Aim – Extract every line of the material below and reproduce it faithfully.

(Raw records)
-=-=-=-=-

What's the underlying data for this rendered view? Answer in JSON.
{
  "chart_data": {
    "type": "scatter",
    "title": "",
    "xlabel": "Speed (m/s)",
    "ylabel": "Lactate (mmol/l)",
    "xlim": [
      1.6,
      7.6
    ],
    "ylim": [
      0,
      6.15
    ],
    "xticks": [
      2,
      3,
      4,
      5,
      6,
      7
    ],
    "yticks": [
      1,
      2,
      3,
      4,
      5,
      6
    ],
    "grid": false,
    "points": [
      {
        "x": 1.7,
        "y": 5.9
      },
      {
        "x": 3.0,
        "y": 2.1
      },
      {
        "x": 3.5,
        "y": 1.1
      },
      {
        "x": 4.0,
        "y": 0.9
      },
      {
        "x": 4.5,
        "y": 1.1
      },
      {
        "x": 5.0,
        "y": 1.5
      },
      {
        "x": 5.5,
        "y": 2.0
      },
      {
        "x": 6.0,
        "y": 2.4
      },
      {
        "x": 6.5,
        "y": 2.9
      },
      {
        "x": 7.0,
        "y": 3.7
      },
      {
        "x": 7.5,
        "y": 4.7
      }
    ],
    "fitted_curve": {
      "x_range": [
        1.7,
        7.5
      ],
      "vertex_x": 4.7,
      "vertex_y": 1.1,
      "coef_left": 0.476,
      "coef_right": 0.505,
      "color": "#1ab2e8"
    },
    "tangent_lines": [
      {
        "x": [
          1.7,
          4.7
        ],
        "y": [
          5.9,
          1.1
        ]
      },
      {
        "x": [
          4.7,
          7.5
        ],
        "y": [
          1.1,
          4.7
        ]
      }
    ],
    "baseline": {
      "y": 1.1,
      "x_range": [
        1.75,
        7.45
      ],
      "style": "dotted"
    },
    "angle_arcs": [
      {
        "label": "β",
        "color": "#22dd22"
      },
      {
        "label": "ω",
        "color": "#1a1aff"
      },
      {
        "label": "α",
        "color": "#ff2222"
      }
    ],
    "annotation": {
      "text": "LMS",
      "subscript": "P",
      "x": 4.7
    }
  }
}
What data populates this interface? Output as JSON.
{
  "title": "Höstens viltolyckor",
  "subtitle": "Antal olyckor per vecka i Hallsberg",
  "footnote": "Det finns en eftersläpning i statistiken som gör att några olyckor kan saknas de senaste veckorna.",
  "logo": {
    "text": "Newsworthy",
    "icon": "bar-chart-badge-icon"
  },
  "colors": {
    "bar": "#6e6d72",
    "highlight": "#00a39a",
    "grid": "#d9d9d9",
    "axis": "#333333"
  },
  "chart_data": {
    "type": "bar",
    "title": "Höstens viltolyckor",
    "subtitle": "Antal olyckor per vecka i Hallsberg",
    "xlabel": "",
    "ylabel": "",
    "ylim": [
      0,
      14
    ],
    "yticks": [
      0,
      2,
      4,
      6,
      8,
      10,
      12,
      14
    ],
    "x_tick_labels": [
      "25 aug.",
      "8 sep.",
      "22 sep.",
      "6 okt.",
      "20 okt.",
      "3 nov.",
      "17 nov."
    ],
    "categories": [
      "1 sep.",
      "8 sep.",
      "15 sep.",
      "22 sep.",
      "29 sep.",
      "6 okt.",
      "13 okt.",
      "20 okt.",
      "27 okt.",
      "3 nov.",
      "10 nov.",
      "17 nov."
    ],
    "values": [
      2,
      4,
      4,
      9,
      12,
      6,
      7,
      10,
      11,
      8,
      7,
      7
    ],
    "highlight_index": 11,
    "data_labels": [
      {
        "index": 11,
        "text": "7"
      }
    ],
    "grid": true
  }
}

-=-=-=-=-

Right answer –
What's the underlying data for this rendered view? Answer in JSON.
{
  "chart_data": {
    "type": "scatter",
    "title": "",
    "xlabel": "Speed (m/s)",
    "ylabel": "Lactate (mmol/l)",
    "xlim": [
      1.6,
      7.6
    ],
    "ylim": [
      0,
      6.15
    ],
    "xticks": [
      2,
      3,
      4,
      5,
      6,
      7
    ],
    "yticks": [
      1,
      2,
      3,
      4,
      5,
      6
    ],
    "grid": false,
    "points": [
      {
        "x": 1.7,
        "y": 5.9
      },
      {
        "x": 3.0,
        "y": 2.1
      },
      {
        "x": 3.5,
        "y": 1.1
      },
      {
        "x": 4.0,
        "y": 0.9
      },
      {
        "x": 4.5,
        "y": 1.1
      },
      {
        "x": 5.0,
        "y": 1.5
      },
      {
        "x": 5.5,
        "y": 2.0
      },
      {
        "x": 6.0,
        "y": 2.4
      },
      {
        "x": 6.5,
        "y": 2.9
      },
      {
        "x": 7.0,
        "y": 3.7
      },
      {
        "x": 7.5,
        "y": 4.7
      }
    ],
    "fitted_curve": {
      "x_range": [
        1.7,
        7.5
      ],
      "vertex_x": 4.7,
      "vertex_y": 1.1,
      "coef_left": 0.476,
      "coef_right": 0.505,
      "color": "#1ab2e8"
    },
    "tangent_lines": [
      {
        "x": [
          1.7,
          4.7
        ],
        "y": [
          5.9,
          1.1
        ]
      },
      {
        "x": [
          4.7,
          7.5
        ],
        "y": [
          1.1,
          4.7
        ]
      }
    ],
    "baseline": {
      "y": 1.1,
      "x_range": [
        1.75,
        7.45
      ],
      "style": "dotted"
    },
    "angle_arcs": [
      {
        "label": "β",
        "color": "#22dd22"
      },
      {
        "label": "ω",
        "color": "#1a1aff"
      },
      {
        "label": "α",
        "color": "#ff2222"
      }
    ],
    "annotation": {
      "text": "LMS",
      "subscript": "P",
      "x": 4.7
    }
  }
}
What data populates this interface? Output as JSON.
{
  "title": "Höstens viltolyckor",
  "subtitle": "Antal olyckor per vecka i Hallsberg",
  "footnote": "Det finns en eftersläpning i statistiken som gör att några olyckor kan saknas de senaste veckorna.",
  "logo": {
    "text": "Newsworthy",
    "icon": "bar-chart-badge-icon"
  },
  "colors": {
    "bar": "#6e6d72",
    "highlight": "#00a39a",
    "grid": "#d9d9d9",
    "axis": "#333333"
  },
  "chart_data": {
    "type": "bar",
    "title": "Höstens viltolyckor",
    "subtitle": "Antal olyckor per vecka i Hallsberg",
    "xlabel": "",
    "ylabel": "",
    "ylim": [
      0,
      14
    ],
    "yticks": [
      0,
      2,
      4,
      6,
      8,
      10,
      12,
      14
    ],
    "x_tick_labels": [
      "25 aug.",
      "8 sep.",
      "22 sep.",
      "6 okt.",
      "20 okt.",
      "3 nov.",
      "17 nov."
    ],
    "categories": [
      "1 sep.",
      "8 sep.",
      "15 sep.",
      "22 sep.",
      "29 sep.",
      "6 okt.",
      "13 okt.",
      "20 okt.",
      "27 okt.",
      "3 nov.",
      "10 nov.",
      "17 nov."
    ],
    "values": [
      2,
      4,
      4,
      9,
      12,
      6,
      7,
      10,
      11,
      8,
      7,
      7
    ],
    "highlight_index": 11,
    "data_labels": [
      {
        "index": 11,
        "text": "7"
      }
    ],
    "grid": true
  }
}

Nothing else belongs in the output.